Begin AVAILABLE RECORDS
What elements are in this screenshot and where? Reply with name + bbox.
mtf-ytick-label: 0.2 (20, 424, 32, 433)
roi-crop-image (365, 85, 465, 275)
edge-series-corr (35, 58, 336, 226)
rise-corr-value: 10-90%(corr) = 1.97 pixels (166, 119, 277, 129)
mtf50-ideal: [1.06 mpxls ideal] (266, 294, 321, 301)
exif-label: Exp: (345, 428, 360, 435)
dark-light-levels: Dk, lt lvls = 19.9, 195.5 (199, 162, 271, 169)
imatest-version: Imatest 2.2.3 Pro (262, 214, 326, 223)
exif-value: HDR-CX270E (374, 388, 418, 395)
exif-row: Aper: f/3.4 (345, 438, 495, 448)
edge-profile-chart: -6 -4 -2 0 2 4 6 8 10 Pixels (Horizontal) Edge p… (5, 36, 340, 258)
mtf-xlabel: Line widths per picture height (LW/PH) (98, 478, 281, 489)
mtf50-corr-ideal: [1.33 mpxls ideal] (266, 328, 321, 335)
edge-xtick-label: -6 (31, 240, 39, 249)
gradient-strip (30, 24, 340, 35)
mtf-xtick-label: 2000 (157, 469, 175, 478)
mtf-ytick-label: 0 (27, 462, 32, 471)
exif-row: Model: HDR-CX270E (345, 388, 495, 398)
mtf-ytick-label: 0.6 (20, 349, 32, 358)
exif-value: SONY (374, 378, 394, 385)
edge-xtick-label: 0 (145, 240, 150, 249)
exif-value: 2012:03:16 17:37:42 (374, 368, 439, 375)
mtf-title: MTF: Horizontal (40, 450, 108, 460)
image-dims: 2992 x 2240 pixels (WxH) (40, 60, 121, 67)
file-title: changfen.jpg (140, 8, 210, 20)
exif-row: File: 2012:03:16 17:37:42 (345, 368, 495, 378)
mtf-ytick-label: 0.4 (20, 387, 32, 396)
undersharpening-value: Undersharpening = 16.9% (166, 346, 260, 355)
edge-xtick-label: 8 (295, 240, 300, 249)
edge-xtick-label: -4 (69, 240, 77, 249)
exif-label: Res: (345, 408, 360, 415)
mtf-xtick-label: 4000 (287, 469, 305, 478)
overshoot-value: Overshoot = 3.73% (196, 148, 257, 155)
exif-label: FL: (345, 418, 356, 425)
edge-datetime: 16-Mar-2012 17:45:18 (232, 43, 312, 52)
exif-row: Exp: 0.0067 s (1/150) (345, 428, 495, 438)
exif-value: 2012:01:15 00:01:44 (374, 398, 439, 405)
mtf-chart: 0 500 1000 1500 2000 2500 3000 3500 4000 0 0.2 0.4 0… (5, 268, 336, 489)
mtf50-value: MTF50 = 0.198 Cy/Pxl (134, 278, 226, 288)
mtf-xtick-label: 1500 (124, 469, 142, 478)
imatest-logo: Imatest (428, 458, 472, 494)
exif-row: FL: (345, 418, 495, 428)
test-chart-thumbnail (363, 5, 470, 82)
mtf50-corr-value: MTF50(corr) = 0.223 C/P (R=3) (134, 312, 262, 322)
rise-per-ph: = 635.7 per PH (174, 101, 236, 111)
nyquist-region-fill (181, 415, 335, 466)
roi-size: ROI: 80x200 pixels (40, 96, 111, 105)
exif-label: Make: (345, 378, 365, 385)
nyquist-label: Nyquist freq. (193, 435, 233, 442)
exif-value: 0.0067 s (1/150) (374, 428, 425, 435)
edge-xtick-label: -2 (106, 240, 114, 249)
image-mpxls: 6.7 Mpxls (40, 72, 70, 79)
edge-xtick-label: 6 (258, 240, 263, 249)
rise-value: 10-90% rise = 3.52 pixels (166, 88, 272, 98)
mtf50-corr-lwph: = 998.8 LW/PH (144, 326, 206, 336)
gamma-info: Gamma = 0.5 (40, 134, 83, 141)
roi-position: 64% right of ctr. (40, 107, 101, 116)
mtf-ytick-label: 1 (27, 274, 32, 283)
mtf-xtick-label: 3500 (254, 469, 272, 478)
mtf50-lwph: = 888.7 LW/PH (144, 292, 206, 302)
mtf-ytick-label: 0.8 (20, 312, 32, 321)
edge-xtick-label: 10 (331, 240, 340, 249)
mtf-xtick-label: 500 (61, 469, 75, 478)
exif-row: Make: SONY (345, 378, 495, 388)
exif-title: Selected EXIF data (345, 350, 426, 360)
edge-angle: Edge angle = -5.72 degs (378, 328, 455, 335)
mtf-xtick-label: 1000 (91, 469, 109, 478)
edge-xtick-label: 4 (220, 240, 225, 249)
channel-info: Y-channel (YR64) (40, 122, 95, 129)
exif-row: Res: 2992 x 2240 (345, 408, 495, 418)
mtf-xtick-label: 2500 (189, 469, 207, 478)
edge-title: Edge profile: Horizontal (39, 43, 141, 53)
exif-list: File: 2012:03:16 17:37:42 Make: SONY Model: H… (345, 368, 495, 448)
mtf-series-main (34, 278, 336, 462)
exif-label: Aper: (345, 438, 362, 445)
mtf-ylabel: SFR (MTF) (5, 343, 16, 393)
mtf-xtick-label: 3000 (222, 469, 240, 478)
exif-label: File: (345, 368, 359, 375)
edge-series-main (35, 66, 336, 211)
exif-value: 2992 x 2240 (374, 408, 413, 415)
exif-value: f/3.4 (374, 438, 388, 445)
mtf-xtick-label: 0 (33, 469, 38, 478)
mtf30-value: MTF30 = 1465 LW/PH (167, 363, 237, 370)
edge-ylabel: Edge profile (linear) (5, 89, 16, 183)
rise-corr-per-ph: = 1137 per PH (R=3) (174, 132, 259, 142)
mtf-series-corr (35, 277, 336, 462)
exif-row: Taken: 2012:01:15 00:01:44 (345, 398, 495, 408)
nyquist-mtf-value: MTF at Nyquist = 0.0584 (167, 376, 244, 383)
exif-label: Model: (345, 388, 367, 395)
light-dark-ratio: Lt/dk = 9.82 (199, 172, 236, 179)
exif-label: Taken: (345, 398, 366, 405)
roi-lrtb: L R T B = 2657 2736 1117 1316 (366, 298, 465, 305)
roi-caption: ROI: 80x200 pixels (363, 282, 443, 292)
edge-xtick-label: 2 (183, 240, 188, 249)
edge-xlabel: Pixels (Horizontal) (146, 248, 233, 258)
End AVAILABLE RECORDS
WHAT THE TASK ASKS: Convert every line of the listing above into a JSON list of strings, one string per line and no blank lines.

ANSWER TO THE TASK:
[
  "What elements are in this screenshot and where? Reply with name + bbox.",
  "mtf-ytick-label: 0.2 (20, 424, 32, 433)",
  "roi-crop-image (365, 85, 465, 275)",
  "edge-series-corr (35, 58, 336, 226)",
  "rise-corr-value: 10-90%(corr) = 1.97 pixels (166, 119, 277, 129)",
  "mtf50-ideal: [1.06 mpxls ideal] (266, 294, 321, 301)",
  "exif-label: Exp: (345, 428, 360, 435)",
  "dark-light-levels: Dk, lt lvls = 19.9, 195.5 (199, 162, 271, 169)",
  "imatest-version: Imatest 2.2.3 Pro (262, 214, 326, 223)",
  "exif-value: HDR-CX270E (374, 388, 418, 395)",
  "exif-row: Aper: f/3.4 (345, 438, 495, 448)",
  "edge-profile-chart: -6 -4 -2 0 2 4 6 8 10 Pixels (Horizontal) Edge p… (5, 36, 340, 258)",
  "mtf-xlabel: Line widths per picture height (LW/PH) (98, 478, 281, 489)",
  "mtf50-corr-ideal: [1.33 mpxls ideal] (266, 328, 321, 335)",
  "edge-xtick-label: -6 (31, 240, 39, 249)",
  "gradient-strip (30, 24, 340, 35)",
  "mtf-xtick-label: 2000 (157, 469, 175, 478)",
  "mtf-ytick-label: 0 (27, 462, 32, 471)",
  "exif-row: Model: HDR-CX270E (345, 388, 495, 398)",
  "mtf-ytick-label: 0.6 (20, 349, 32, 358)",
  "exif-value: SONY (374, 378, 394, 385)",
  "edge-xtick-label: 0 (145, 240, 150, 249)",
  "exif-value: 2012:03:16 17:37:42 (374, 368, 439, 375)",
  "mtf-title: MTF: Horizontal (40, 450, 108, 460)",
  "image-dims: 2992 x 2240 pixels (WxH) (40, 60, 121, 67)",
  "file-title: changfen.jpg (140, 8, 210, 20)",
  "exif-row: File: 2012:03:16 17:37:42 (345, 368, 495, 378)",
  "mtf-ytick-label: 0.4 (20, 387, 32, 396)",
  "undersharpening-value: Undersharpening = 16.9% (166, 346, 260, 355)",
  "edge-xtick-label: 8 (295, 240, 300, 249)",
  "edge-xtick-label: -4 (69, 240, 77, 249)",
  "exif-label: Res: (345, 408, 360, 415)",
  "mtf-xtick-label: 4000 (287, 469, 305, 478)",
  "overshoot-value: Overshoot = 3.73% (196, 148, 257, 155)",
  "exif-label: FL: (345, 418, 356, 425)",
  "edge-datetime: 16-Mar-2012 17:45:18 (232, 43, 312, 52)",
  "exif-row: Exp: 0.0067 s (1/150) (345, 428, 495, 438)",
  "exif-value: 2012:01:15 00:01:44 (374, 398, 439, 405)",
  "mtf-chart: 0 500 1000 1500 2000 2500 3000 3500 4000 0 0.2 0.4 0… (5, 268, 336, 489)",
  "mtf50-value: MTF50 = 0.198 Cy/Pxl (134, 278, 226, 288)",
  "mtf-xtick-label: 1500 (124, 469, 142, 478)",
  "imatest-logo: Imatest (428, 458, 472, 494)",
  "exif-row: FL: (345, 418, 495, 428)",
  "test-chart-thumbnail (363, 5, 470, 82)",
  "mtf50-corr-value: MTF50(corr) = 0.223 C/P (R=3) (134, 312, 262, 322)",
  "rise-per-ph: = 635.7 per PH (174, 101, 236, 111)",
  "nyquist-region-fill (181, 415, 335, 466)",
  "roi-size: ROI: 80x200 pixels (40, 96, 111, 105)",
  "exif-label: Make: (345, 378, 365, 385)",
  "nyquist-label: Nyquist freq. (193, 435, 233, 442)",
  "exif-value: 0.0067 s (1/150) (374, 428, 425, 435)",
  "edge-xtick-label: -2 (106, 240, 114, 249)",
  "image-mpxls: 6.7 Mpxls (40, 72, 70, 79)",
  "edge-xtick-label: 6 (258, 240, 263, 249)",
  "rise-value: 10-90% rise = 3.52 pixels (166, 88, 272, 98)",
  "mtf50-corr-lwph: = 998.8 LW/PH (144, 326, 206, 336)",
  "gamma-info: Gamma = 0.5 (40, 134, 83, 141)",
  "roi-position: 64% right of ctr. (40, 107, 101, 116)",
  "mtf-ytick-label: 1 (27, 274, 32, 283)",
  "mtf-xtick-label: 3500 (254, 469, 272, 478)",
  "mtf50-lwph: = 888.7 LW/PH (144, 292, 206, 302)",
  "mtf-ytick-label: 0.8 (20, 312, 32, 321)",
  "edge-xtick-label: 10 (331, 240, 340, 249)",
  "mtf-xtick-label: 500 (61, 469, 75, 478)",
  "exif-row: Make: SONY (345, 378, 495, 388)",
  "exif-title: Selected EXIF data (345, 350, 426, 360)",
  "edge-angle: Edge angle = -5.72 degs (378, 328, 455, 335)",
  "mtf-xtick-label: 1000 (91, 469, 109, 478)",
  "edge-xtick-label: 4 (220, 240, 225, 249)",
  "channel-info: Y-channel (YR64) (40, 122, 95, 129)",
  "exif-row: Res: 2992 x 2240 (345, 408, 495, 418)",
  "mtf-xtick-label: 2500 (189, 469, 207, 478)",
  "edge-title: Edge profile: Horizontal (39, 43, 141, 53)",
  "exif-list: File: 2012:03:16 17:37:42 Make: SONY Model: H… (345, 368, 495, 448)",
  "mtf-series-main (34, 278, 336, 462)",
  "exif-label: Aper: (345, 438, 362, 445)",
  "mtf-ylabel: SFR (MTF) (5, 343, 16, 393)",
  "mtf-xtick-label: 3000 (222, 469, 240, 478)",
  "exif-label: File: (345, 368, 359, 375)",
  "edge-series-main (35, 66, 336, 211)",
  "exif-value: 2992 x 2240 (374, 408, 413, 415)",
  "exif-value: f/3.4 (374, 438, 388, 445)",
  "mtf-xtick-label: 0 (33, 469, 38, 478)",
  "mtf30-value: MTF30 = 1465 LW/PH (167, 363, 237, 370)",
  "edge-ylabel: Edge profile (linear) (5, 89, 16, 183)",
  "rise-corr-per-ph: = 1137 per PH (R=3) (174, 132, 259, 142)",
  "mtf-series-corr (35, 277, 336, 462)",
  "exif-row: Taken: 2012:01:15 00:01:44 (345, 398, 495, 408)",
  "nyquist-mtf-value: MTF at Nyquist = 0.0584 (167, 376, 244, 383)",
  "exif-label: Model: (345, 388, 367, 395)",
  "light-dark-ratio: Lt/dk = 9.82 (199, 172, 236, 179)",
  "exif-label: Taken: (345, 398, 366, 405)",
  "roi-lrtb: L R T B = 2657 2736 1117 1316 (366, 298, 465, 305)",
  "roi-caption: ROI: 80x200 pixels (363, 282, 443, 292)",
  "edge-xtick-label: 2 (183, 240, 188, 249)",
  "edge-xlabel: Pixels (Horizontal) (146, 248, 233, 258)"
]